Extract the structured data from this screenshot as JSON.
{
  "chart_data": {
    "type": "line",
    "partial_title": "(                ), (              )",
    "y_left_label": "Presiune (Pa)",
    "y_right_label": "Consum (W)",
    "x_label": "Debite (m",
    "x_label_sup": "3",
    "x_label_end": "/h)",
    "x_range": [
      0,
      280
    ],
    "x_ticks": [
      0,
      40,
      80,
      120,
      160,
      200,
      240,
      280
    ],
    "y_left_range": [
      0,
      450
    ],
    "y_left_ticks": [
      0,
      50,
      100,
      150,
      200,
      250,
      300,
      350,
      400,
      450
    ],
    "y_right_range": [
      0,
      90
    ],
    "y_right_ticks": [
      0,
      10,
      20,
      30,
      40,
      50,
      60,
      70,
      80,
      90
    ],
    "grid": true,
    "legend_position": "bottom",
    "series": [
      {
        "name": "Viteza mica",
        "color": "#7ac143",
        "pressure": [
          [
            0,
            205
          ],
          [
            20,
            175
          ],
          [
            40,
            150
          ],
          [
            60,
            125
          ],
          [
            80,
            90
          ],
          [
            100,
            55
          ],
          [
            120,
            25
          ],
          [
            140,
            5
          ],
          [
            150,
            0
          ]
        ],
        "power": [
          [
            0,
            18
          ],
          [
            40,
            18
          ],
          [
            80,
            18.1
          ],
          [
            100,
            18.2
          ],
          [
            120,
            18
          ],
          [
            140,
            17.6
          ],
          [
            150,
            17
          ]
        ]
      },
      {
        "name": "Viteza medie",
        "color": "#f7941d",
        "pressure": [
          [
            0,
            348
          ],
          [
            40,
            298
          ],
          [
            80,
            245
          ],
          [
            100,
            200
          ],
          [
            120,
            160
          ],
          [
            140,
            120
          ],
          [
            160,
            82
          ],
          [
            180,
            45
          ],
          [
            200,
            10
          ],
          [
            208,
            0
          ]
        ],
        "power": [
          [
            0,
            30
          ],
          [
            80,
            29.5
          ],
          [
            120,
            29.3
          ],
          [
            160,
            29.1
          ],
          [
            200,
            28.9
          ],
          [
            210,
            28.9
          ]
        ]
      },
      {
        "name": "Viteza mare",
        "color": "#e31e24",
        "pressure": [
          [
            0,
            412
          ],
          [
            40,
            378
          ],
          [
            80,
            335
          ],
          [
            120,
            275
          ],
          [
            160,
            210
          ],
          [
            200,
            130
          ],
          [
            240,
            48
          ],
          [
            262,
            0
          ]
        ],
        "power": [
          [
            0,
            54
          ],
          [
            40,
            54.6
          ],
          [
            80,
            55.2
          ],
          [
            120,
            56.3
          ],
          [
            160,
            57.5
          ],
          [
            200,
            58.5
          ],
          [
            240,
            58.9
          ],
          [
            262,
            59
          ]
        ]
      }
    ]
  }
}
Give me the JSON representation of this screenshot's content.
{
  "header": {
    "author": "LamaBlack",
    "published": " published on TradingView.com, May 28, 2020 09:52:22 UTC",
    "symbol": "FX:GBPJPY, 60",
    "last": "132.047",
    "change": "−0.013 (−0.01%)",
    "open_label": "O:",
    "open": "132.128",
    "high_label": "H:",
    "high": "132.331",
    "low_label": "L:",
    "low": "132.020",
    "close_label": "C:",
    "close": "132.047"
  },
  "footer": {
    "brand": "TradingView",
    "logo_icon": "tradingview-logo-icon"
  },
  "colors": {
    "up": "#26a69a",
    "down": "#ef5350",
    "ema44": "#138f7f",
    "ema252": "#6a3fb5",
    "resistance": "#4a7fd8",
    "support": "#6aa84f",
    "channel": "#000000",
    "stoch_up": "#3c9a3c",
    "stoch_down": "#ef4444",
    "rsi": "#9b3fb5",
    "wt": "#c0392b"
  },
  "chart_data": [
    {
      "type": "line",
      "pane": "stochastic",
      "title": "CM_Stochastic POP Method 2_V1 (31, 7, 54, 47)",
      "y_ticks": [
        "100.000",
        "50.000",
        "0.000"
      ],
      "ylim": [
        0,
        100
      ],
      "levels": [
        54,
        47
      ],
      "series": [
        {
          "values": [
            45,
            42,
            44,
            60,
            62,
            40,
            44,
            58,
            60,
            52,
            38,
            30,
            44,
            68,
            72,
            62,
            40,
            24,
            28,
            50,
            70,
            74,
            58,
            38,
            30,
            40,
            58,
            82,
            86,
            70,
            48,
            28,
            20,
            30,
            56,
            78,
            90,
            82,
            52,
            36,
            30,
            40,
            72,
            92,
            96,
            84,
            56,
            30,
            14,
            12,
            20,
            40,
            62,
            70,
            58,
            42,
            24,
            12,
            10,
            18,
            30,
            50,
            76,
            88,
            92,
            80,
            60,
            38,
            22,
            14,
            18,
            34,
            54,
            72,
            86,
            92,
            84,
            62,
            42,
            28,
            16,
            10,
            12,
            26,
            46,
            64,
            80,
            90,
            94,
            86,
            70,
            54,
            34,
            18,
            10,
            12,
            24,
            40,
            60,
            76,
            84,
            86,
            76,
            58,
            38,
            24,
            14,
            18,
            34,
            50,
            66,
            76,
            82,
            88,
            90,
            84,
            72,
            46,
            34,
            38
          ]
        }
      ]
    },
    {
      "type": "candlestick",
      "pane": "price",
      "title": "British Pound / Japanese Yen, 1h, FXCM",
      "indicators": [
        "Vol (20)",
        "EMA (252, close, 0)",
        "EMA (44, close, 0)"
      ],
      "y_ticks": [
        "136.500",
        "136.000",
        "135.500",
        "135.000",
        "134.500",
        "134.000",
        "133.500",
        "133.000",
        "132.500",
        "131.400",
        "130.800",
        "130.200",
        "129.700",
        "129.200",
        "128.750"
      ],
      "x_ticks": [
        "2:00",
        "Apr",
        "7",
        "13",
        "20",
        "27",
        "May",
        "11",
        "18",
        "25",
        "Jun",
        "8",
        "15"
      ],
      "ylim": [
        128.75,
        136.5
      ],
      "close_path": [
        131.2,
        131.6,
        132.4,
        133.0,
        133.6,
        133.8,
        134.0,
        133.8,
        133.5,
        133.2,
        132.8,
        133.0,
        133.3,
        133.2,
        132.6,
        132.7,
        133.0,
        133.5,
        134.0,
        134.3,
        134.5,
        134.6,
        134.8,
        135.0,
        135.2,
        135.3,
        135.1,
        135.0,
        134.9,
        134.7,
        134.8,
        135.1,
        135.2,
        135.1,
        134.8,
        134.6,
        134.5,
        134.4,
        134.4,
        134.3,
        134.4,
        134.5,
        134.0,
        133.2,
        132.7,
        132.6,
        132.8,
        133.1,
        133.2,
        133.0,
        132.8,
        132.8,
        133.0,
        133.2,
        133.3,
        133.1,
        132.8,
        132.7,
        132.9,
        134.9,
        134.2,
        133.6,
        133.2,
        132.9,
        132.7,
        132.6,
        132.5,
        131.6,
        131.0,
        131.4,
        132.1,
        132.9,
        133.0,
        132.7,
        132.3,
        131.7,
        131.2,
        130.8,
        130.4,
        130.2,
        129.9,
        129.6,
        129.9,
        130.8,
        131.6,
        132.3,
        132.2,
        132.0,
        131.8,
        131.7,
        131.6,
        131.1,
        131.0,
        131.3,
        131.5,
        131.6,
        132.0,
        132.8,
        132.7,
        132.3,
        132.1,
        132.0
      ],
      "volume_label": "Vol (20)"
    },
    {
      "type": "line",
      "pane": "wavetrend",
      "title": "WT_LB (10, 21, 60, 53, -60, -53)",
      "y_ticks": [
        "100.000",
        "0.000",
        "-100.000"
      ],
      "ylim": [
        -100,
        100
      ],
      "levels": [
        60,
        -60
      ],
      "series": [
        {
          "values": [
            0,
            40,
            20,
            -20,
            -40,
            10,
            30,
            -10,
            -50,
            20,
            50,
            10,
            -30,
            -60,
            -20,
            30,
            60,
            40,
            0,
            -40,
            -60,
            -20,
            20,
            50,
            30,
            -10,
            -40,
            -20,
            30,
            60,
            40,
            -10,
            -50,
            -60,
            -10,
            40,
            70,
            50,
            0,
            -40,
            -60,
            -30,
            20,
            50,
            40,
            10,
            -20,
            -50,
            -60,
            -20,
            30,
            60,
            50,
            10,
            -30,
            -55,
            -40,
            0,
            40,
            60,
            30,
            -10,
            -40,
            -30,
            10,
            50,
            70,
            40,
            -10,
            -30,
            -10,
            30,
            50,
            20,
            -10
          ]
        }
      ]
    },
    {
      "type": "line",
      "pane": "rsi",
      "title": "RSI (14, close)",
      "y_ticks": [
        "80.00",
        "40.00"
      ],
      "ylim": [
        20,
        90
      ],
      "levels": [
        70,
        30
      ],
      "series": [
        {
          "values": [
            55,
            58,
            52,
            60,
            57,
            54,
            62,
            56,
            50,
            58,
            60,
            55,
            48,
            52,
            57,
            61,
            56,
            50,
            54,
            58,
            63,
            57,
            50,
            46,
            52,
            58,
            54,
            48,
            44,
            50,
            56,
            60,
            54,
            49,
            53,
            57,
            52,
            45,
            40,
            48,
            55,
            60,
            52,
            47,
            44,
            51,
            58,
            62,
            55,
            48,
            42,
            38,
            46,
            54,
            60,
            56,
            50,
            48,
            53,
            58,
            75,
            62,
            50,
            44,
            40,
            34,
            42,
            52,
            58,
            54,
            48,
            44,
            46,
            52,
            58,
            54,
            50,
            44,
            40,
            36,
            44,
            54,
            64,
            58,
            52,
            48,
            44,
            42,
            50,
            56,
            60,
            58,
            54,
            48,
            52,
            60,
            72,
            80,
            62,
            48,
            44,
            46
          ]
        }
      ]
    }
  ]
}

Given exercise: Pick out and copy the lines of the entries that hold the string "this".

The output:
Extract the structured data from this screenshot as JSON.
Give me the JSON representation of this screenshot's content.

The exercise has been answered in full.